[The input start]

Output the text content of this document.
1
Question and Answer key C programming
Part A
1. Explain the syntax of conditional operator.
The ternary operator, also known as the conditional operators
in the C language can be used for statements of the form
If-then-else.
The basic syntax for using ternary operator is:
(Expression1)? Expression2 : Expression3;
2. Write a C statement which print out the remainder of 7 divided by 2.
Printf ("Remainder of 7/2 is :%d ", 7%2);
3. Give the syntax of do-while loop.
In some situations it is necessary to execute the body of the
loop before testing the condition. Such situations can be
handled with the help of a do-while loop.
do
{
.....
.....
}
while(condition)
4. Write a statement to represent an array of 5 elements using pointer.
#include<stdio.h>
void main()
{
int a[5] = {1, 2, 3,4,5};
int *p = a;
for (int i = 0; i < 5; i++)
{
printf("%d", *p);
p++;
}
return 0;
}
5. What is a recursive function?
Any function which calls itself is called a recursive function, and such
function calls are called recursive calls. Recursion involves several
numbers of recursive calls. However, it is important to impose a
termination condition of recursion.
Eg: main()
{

[The input end]
[The input start]

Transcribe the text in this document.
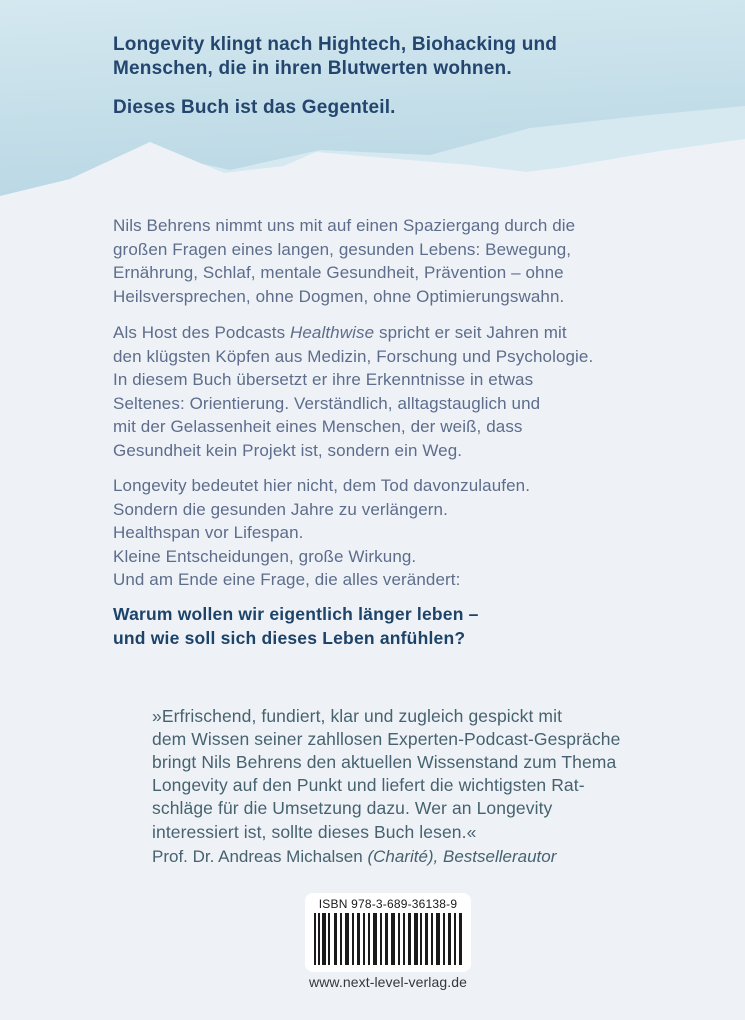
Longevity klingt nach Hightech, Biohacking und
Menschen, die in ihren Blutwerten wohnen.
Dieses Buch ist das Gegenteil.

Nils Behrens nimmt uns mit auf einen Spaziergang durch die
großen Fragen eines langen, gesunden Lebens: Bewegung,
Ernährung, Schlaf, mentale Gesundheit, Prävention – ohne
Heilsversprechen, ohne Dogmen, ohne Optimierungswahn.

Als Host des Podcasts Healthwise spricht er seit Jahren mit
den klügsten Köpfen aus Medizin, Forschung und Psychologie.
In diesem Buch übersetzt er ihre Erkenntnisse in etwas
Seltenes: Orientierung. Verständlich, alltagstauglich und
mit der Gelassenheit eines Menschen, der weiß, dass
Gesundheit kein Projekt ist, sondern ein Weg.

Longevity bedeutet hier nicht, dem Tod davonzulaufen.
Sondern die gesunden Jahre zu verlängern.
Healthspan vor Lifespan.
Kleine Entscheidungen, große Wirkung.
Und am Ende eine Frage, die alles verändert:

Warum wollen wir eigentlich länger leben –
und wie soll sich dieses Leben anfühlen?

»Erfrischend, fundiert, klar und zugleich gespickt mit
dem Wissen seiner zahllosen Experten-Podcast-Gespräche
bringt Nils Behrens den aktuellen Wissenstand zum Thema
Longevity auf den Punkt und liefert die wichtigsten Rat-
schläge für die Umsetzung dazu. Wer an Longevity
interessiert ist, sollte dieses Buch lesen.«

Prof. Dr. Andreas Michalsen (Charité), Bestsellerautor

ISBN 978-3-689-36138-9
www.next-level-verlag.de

[The input end]
[The input start]

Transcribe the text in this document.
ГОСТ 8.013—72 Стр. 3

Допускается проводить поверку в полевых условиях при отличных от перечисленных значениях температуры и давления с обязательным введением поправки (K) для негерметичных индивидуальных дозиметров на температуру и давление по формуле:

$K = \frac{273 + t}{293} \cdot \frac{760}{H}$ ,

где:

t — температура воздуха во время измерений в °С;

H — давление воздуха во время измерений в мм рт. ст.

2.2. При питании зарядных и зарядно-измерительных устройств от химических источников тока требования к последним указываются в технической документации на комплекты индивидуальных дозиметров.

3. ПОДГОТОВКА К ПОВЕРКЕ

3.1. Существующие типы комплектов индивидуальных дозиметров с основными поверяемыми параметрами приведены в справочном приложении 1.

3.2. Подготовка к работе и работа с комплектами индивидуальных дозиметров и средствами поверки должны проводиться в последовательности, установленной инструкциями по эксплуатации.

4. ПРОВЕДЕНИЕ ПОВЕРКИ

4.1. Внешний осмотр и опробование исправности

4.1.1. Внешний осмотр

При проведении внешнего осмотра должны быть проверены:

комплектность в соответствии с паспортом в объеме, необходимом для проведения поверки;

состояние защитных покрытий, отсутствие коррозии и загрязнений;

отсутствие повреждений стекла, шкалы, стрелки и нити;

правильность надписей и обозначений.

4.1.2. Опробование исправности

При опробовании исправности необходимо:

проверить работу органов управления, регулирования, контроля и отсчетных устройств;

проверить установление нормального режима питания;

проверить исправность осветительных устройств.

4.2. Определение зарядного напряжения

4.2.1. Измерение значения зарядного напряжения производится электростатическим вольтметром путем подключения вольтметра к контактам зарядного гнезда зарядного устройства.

[The input end]

> What is being asked:
Read the entries and pick out all lines that include the word "gesunden".

> Written solution:
großen Fragen eines langen, gesunden Lebens: Bewegung,
Sondern die gesunden Jahre zu verlängern.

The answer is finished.